┌──

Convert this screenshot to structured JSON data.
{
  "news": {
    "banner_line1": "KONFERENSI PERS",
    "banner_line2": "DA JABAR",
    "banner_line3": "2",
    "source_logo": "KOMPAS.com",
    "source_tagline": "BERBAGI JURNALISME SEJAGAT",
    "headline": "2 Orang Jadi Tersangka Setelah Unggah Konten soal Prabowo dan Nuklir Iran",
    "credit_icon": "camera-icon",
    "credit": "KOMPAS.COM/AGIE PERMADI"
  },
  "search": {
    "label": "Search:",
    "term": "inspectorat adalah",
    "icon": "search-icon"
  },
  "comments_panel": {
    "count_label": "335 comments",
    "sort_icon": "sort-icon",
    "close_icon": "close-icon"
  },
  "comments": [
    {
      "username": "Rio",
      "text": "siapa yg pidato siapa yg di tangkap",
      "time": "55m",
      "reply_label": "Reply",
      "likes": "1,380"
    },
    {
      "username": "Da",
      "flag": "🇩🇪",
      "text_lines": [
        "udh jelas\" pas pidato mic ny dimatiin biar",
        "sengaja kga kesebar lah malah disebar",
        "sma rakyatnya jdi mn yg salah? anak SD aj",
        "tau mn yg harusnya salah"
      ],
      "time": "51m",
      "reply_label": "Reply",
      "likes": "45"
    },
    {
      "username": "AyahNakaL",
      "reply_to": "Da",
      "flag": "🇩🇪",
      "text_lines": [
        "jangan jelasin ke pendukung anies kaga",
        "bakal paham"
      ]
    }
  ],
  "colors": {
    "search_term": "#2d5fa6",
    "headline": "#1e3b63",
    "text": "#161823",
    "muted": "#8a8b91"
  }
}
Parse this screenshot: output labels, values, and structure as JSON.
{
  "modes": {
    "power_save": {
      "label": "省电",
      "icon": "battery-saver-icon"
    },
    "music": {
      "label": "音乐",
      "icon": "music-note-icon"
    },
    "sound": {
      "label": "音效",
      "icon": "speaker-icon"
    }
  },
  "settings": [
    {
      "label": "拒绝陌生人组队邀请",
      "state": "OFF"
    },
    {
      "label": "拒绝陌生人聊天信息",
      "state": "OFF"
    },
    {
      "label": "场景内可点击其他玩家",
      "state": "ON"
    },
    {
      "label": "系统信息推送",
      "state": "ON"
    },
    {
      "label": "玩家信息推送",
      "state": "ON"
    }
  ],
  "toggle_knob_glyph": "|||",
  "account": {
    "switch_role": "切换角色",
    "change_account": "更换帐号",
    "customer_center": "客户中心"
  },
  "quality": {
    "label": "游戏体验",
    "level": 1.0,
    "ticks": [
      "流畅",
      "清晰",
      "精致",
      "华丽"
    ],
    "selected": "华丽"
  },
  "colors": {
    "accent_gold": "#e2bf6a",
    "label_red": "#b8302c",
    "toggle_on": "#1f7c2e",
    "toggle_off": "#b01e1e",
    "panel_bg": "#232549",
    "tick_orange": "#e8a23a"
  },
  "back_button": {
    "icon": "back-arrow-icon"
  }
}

└──
┌──

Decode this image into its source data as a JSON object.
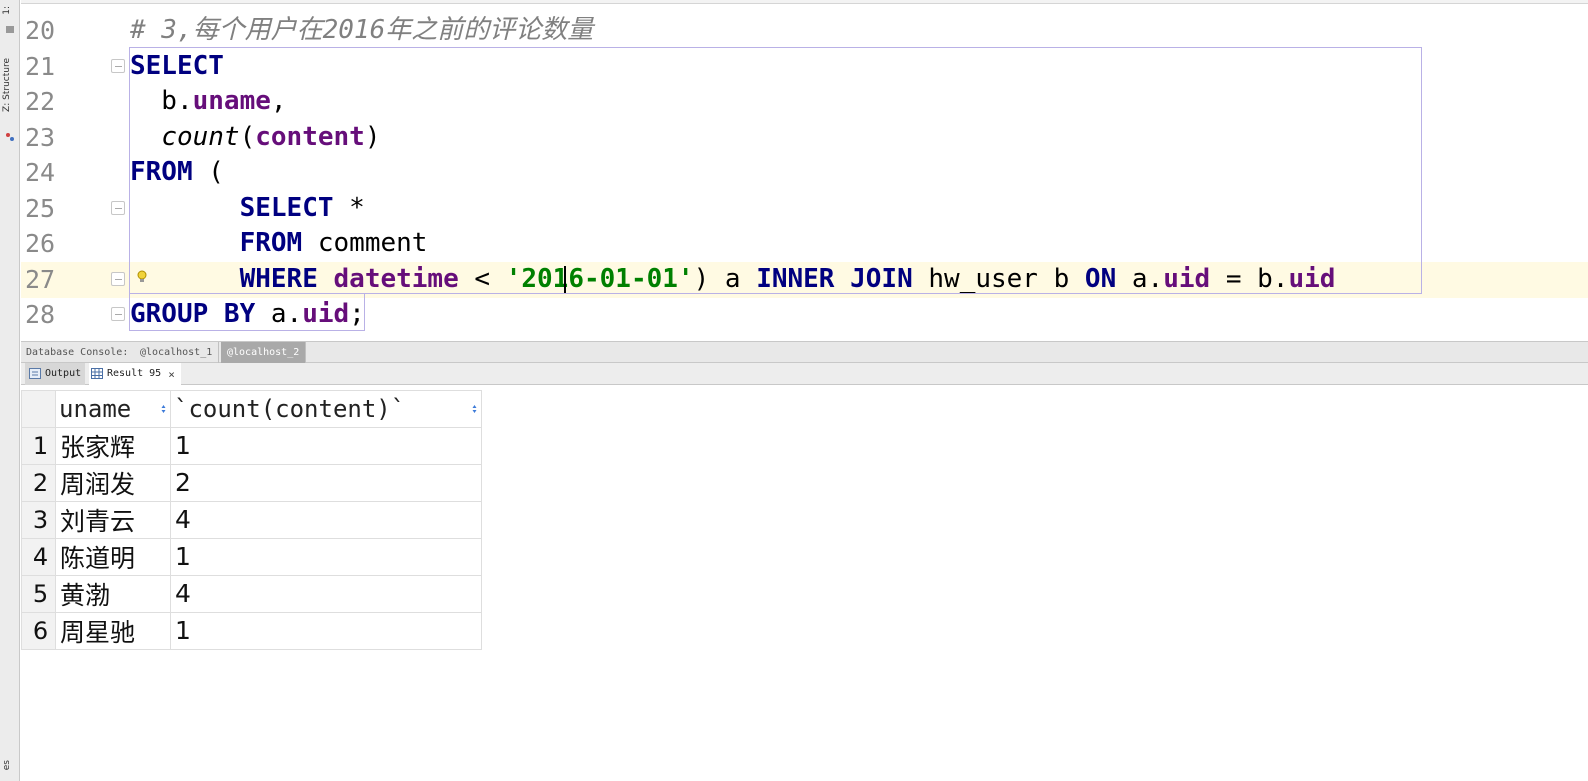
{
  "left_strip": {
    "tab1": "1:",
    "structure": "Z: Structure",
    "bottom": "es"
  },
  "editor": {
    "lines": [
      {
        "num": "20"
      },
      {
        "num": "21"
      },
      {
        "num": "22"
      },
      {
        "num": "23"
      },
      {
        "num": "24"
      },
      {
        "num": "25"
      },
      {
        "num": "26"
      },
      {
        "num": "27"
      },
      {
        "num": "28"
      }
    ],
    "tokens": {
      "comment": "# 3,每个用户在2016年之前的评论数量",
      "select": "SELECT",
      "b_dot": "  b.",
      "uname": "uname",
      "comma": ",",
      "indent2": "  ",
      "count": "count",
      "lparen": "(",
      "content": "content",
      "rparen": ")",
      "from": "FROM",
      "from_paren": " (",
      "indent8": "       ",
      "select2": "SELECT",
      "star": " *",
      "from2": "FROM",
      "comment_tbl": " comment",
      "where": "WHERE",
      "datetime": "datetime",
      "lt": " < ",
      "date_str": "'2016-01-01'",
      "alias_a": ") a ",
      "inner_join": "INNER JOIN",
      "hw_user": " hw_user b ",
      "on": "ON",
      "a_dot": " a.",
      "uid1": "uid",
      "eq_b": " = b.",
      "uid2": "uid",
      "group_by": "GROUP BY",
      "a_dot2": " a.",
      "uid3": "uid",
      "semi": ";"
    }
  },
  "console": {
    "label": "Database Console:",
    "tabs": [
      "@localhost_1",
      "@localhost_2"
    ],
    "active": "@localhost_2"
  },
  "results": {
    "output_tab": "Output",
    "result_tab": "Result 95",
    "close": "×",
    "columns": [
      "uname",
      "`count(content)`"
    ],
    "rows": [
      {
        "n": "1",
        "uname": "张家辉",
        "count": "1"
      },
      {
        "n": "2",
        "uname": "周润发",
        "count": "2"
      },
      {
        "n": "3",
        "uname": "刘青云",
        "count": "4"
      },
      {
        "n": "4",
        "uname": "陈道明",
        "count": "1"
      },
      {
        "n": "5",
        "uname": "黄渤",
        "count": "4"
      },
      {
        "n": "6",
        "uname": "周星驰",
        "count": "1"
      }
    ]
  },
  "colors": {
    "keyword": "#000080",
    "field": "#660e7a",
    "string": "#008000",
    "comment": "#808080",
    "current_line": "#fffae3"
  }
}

└──
┌──

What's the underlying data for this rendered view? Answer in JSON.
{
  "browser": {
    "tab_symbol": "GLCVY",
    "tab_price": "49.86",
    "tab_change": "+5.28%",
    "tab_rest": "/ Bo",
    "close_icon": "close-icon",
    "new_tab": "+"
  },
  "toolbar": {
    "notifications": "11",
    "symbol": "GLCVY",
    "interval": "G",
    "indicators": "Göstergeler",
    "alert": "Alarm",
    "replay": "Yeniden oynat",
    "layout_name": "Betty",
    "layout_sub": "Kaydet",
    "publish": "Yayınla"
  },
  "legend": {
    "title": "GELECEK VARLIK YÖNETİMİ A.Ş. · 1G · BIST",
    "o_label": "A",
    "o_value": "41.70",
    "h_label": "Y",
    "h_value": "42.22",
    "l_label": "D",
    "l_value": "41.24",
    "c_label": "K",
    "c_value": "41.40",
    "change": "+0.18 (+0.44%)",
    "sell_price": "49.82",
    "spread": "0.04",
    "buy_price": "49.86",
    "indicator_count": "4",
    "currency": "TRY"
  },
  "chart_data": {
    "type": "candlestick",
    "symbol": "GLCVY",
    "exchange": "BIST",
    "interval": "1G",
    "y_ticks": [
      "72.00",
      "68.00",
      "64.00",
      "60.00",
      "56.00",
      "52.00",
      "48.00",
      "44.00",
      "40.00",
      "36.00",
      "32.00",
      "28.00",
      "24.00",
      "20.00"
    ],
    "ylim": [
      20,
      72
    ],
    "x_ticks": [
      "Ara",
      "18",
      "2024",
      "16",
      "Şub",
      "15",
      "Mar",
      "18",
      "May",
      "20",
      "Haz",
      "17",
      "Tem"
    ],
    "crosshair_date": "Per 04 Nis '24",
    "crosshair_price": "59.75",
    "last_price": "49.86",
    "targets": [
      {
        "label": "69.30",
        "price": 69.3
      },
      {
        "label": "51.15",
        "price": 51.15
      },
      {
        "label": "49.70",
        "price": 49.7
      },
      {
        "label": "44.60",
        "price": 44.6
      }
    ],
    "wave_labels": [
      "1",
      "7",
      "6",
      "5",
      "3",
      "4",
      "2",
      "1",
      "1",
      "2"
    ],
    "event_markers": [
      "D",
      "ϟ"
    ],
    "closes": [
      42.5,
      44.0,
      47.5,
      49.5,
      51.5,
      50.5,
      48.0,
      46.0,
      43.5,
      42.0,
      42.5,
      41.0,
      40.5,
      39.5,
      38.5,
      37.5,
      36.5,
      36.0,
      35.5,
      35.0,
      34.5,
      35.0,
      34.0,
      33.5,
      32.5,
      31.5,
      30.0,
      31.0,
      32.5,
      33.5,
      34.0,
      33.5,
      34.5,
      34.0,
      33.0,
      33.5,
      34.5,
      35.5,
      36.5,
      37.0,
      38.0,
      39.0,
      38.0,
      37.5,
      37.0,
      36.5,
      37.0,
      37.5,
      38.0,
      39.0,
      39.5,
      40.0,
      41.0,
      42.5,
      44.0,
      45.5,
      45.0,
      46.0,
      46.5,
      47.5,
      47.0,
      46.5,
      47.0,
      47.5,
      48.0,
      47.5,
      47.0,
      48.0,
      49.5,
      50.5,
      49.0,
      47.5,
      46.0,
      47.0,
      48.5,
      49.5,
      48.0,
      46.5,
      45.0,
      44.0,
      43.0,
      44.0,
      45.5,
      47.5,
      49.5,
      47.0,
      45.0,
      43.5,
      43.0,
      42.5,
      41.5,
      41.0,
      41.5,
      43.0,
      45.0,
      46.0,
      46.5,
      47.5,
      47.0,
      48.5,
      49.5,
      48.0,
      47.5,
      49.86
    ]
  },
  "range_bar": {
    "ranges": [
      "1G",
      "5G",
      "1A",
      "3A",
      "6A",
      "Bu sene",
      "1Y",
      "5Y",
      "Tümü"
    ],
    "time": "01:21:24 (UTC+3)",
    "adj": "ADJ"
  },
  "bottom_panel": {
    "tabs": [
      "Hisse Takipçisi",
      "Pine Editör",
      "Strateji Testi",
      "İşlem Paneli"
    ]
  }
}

└──

* **Short problem**: Pick out the lines above containing the word "salah", then copy them.

* **Response to this task**:
        "sma rakyatnya jdi mn yg salah? anak SD aj",
        "tau mn yg harusnya salah"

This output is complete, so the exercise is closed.